Exercise task: Count the lines containing "this" in the entries underneath, and state that count without anything else.

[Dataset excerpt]
--*--
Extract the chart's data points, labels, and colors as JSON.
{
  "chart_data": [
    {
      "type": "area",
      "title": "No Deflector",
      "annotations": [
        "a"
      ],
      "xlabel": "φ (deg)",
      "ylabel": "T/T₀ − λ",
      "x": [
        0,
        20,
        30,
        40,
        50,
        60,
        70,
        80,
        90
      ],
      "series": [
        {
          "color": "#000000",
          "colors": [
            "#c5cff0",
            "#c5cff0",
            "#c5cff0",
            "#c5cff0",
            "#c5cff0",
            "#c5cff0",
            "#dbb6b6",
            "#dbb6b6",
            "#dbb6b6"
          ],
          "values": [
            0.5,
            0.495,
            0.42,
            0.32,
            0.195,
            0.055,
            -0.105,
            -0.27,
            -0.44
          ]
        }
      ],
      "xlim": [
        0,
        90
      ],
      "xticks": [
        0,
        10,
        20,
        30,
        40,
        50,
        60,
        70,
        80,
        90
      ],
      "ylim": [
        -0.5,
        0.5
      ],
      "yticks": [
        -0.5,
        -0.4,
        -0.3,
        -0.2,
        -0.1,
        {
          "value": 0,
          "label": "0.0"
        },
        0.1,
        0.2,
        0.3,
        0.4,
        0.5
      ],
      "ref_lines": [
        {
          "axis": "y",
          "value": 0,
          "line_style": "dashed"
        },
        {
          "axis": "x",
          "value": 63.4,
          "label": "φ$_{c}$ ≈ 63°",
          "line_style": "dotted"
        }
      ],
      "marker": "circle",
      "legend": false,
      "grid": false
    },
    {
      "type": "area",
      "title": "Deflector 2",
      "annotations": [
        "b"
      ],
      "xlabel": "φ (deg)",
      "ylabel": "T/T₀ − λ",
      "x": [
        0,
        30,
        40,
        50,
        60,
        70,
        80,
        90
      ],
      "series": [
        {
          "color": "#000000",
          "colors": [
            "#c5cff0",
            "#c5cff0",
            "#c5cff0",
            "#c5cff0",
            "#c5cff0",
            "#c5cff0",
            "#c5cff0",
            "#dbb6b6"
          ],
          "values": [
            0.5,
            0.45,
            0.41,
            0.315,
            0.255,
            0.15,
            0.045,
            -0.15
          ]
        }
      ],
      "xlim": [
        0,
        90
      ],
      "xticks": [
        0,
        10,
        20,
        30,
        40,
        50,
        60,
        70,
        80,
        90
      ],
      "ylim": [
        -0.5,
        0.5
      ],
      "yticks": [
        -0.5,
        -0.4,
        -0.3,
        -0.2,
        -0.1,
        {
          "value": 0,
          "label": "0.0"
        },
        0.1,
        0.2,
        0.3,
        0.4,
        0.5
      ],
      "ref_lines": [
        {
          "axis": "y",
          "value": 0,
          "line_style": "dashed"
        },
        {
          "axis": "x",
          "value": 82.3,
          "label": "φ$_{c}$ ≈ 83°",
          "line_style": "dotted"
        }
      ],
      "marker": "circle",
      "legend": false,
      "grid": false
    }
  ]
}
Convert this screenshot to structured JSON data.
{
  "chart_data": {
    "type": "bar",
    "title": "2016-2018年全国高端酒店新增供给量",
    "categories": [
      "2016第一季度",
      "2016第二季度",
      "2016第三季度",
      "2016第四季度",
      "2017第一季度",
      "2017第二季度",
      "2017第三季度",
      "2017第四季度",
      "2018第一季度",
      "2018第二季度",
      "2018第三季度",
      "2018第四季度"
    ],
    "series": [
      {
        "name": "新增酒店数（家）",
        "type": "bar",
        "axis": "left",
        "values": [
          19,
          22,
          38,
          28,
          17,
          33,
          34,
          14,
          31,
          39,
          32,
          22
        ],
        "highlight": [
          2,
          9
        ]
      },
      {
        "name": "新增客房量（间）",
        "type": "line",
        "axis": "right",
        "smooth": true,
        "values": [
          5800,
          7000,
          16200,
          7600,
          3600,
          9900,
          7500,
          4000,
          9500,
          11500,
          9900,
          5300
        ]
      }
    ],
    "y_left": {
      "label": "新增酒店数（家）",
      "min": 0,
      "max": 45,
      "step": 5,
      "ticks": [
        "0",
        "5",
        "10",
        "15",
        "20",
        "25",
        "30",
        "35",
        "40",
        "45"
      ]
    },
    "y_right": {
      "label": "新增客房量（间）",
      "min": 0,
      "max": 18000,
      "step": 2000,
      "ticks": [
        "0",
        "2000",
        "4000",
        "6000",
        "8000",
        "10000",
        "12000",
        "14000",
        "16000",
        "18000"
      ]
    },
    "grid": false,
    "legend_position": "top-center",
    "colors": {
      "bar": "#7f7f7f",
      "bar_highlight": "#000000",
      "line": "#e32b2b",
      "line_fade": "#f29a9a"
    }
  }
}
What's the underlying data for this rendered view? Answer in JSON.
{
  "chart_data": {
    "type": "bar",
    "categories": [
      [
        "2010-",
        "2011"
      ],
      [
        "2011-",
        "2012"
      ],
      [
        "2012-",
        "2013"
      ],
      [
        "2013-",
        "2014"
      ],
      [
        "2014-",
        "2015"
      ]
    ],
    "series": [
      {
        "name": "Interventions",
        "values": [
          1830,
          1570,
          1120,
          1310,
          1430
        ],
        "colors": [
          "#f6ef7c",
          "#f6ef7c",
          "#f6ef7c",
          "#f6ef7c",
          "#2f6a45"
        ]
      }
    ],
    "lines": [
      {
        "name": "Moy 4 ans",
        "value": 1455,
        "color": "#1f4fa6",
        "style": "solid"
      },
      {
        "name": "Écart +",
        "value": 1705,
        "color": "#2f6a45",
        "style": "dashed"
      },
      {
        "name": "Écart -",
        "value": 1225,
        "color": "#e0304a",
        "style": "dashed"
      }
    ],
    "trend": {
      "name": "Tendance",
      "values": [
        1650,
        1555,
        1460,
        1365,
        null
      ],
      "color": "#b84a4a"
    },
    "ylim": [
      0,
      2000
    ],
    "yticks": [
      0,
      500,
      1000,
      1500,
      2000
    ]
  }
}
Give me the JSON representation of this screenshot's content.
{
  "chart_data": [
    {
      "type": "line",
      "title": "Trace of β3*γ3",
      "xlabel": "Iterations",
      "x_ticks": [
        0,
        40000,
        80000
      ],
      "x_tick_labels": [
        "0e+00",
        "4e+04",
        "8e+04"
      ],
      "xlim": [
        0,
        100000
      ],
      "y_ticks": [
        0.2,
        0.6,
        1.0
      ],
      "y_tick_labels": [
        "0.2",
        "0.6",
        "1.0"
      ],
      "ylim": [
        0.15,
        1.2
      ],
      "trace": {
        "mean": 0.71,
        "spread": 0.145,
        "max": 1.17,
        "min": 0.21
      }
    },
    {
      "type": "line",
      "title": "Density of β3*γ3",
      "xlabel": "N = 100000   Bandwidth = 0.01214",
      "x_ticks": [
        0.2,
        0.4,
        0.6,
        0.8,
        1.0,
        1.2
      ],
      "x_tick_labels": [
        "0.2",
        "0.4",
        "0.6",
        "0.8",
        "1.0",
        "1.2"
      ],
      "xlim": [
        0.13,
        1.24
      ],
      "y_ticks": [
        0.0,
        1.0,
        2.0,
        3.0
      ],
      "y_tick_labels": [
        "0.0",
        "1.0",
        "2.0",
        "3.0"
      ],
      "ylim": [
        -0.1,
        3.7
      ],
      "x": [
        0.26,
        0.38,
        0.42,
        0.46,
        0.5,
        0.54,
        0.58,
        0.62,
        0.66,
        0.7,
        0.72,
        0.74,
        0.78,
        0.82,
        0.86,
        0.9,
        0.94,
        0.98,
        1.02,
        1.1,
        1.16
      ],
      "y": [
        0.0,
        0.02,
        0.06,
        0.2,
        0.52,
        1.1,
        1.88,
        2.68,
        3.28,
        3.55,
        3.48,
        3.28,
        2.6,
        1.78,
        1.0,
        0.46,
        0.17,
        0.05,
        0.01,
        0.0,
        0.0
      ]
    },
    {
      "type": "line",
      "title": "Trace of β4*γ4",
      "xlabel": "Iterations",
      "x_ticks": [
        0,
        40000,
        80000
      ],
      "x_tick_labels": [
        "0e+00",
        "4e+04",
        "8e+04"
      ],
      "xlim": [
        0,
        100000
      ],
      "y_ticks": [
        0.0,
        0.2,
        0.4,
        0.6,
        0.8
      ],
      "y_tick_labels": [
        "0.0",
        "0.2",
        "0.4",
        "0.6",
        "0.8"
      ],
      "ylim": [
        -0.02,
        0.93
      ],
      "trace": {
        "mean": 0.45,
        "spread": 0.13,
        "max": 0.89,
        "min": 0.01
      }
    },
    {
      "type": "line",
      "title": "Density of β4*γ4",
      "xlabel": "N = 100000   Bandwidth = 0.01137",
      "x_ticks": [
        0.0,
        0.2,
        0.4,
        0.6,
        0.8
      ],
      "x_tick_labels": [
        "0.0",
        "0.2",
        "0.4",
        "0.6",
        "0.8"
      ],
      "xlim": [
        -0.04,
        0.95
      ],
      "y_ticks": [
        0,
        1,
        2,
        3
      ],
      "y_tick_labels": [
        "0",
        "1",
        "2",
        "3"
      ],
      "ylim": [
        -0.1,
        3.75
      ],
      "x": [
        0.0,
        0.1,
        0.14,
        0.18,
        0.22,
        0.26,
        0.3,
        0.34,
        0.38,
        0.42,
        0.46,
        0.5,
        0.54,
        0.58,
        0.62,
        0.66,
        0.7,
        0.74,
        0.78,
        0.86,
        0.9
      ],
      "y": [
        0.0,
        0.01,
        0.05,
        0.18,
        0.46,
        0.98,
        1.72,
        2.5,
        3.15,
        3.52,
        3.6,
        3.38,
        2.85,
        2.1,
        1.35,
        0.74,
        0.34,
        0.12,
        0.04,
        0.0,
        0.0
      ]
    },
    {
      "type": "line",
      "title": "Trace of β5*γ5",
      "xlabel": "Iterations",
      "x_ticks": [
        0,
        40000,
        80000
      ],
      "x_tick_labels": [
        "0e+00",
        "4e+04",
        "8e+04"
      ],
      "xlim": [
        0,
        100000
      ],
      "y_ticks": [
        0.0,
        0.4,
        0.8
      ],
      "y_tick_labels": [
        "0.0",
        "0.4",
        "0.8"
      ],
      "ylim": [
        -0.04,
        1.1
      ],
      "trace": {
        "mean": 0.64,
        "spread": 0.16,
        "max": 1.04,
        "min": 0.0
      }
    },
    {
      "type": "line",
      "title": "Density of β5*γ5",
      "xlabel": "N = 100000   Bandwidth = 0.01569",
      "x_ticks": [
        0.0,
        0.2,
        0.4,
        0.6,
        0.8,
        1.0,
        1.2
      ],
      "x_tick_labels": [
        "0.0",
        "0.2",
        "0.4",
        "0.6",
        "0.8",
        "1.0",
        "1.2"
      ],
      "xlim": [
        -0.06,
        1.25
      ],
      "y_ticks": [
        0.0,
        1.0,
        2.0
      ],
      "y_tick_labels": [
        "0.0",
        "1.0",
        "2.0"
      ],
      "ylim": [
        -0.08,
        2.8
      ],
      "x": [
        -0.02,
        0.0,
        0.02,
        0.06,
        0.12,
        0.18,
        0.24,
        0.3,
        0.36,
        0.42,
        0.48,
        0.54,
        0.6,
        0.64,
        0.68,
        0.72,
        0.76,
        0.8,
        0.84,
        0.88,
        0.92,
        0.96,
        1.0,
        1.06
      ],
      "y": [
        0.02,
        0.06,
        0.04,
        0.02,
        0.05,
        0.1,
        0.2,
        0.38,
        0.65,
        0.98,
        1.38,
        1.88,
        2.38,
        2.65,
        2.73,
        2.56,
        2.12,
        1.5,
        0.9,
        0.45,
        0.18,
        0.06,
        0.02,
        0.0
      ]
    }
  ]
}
--*--
Task response: 3